**EXTRAIT DU DOCUMENT**
Jacques Dalarun (dir.), François d'Assise. Ecrits, vies, témoignages. Paris, Cerf/Ed. franciscaines, mars 2010, 2 tomes, 3418 pages.


Présentation de l'éditeur.
Les Éditions Franciscaines et les Éditions du Cerf présentent une nouvelle traduction des « Sources franciscaines ». Jacques Dalarun, directeur au CNRS, est le maître d'œuvre de ce travail monumental. Il a su associer à cette entreprise nombre de collaborateurs français et étrangers, de l'université Saint Bonaventure dans l'État de New York à l'Antonianum de Rome. Ce travail éditorial constitue un événement à divers titres. Tous les textes ont été traduits par une équipe de spécialistes avec de nouvelles introductions. Certains écrits sont devenus accessibles alors qu'ils n'avaient jamais été traduits en français. Index et concordances sont des outils qui complètent avec rigueur et clarté l'ensemble de cette œuvre.  Ces deux volumes constituent un corpus élargi des sources les plus anciennes qui éclairent la personne du « Poverello » et l'événement historique qu'il représente dans l'Église. François d'Assise a inspiré des réformes diverses. Dans notre monde bouleversé, il nous offre un signe et une inspiration.


Recension de Jean-Louis Schlegel. Esprit - août-septembre 2010.

**EXERCICE ÉCRIT A**
Reproduisez à l'identique les lignes de données, depuis la première jusqu'à celle qui contient « edit-contact-button[interactable]: ویرایش مخاطب », cette dernière comprise.

**LIGNES DE DONNÉES**
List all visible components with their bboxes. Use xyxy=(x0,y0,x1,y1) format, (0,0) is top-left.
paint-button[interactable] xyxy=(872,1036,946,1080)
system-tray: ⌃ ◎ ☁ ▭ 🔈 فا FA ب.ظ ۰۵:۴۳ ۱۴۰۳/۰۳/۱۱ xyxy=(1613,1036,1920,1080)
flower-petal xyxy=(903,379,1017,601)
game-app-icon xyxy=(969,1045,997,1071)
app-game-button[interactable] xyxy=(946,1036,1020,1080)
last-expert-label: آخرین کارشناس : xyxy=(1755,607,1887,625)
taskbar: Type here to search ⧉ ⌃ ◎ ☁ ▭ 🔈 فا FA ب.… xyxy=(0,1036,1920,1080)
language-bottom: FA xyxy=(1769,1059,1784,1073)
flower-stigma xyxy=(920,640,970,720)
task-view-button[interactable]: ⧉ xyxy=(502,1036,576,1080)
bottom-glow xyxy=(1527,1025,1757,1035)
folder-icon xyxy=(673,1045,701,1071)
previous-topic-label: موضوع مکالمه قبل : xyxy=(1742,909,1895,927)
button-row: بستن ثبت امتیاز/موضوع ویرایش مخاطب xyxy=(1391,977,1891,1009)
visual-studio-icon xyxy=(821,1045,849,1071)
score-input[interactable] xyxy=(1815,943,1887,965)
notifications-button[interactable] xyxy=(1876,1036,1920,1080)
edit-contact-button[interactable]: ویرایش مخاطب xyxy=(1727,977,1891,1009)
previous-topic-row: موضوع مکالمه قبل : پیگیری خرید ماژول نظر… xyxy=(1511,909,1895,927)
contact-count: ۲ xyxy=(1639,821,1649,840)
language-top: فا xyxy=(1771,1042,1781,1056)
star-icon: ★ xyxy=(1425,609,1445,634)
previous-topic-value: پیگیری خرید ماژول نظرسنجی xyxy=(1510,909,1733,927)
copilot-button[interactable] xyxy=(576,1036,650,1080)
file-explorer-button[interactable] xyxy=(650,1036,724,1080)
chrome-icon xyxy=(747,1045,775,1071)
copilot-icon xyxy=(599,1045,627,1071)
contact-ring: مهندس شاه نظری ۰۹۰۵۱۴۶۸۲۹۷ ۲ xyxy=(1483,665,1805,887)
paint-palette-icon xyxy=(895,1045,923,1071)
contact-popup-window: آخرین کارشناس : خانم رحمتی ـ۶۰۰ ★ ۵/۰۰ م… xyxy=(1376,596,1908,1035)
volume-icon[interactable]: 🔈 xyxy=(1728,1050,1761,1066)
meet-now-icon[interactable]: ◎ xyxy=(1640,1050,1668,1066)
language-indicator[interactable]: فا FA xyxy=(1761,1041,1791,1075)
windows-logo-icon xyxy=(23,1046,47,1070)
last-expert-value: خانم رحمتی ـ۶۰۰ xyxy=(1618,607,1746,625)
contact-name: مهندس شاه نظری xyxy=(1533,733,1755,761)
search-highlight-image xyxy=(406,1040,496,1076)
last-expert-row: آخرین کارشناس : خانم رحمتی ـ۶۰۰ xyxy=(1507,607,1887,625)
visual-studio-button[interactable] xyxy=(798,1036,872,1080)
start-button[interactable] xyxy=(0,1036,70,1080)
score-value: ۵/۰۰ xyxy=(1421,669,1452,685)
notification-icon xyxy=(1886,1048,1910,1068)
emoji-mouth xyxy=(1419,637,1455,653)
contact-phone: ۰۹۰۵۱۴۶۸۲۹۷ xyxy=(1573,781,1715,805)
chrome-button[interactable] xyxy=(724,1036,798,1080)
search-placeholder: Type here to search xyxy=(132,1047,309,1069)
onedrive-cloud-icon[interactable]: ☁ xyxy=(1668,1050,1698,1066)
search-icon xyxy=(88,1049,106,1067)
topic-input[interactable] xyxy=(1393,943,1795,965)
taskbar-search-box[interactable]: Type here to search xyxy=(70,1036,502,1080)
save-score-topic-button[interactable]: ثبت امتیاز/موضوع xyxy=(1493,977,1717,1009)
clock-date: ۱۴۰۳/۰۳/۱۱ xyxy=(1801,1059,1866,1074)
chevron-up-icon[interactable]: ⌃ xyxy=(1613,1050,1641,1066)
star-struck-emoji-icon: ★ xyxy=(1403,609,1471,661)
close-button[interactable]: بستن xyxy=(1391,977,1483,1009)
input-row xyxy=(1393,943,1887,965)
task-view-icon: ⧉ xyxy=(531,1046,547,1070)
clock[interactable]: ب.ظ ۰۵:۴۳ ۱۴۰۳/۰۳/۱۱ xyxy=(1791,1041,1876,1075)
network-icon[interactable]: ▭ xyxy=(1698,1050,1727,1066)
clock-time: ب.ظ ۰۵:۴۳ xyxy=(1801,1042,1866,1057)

**EXERCICE ÉCRIT B**
Traduisez en anglais la phrase suivante de l'extrait du document : « Certains écrits sont devenus accessibles alors qu'ils n'avaient jamais été traduits en français. »

**RÉSULTAT ATTENDU A**
List all visible components with their bboxes. Use xyxy=(x0,y0,x1,y1) format, (0,0) is top-left.
paint-button[interactable] xyxy=(872,1036,946,1080)
system-tray: ⌃ ◎ ☁ ▭ 🔈 فا FA ب.ظ ۰۵:۴۳ ۱۴۰۳/۰۳/۱۱ xyxy=(1613,1036,1920,1080)
flower-petal xyxy=(903,379,1017,601)
game-app-icon xyxy=(969,1045,997,1071)
app-game-button[interactable] xyxy=(946,1036,1020,1080)
last-expert-label: آخرین کارشناس : xyxy=(1755,607,1887,625)
taskbar: Type here to search ⧉ ⌃ ◎ ☁ ▭ 🔈 فا FA ب.… xyxy=(0,1036,1920,1080)
language-bottom: FA xyxy=(1769,1059,1784,1073)
flower-stigma xyxy=(920,640,970,720)
task-view-button[interactable]: ⧉ xyxy=(502,1036,576,1080)
bottom-glow xyxy=(1527,1025,1757,1035)
folder-icon xyxy=(673,1045,701,1071)
previous-topic-label: موضوع مکالمه قبل : xyxy=(1742,909,1895,927)
button-row: بستن ثبت امتیاز/موضوع ویرایش مخاطب xyxy=(1391,977,1891,1009)
visual-studio-icon xyxy=(821,1045,849,1071)
score-input[interactable] xyxy=(1815,943,1887,965)
notifications-button[interactable] xyxy=(1876,1036,1920,1080)
edit-contact-button[interactable]: ویرایش مخاطب xyxy=(1727,977,1891,1009)

**RÉSULTAT ATTENDU B**
Some writings that had never been translated into French have become accessible.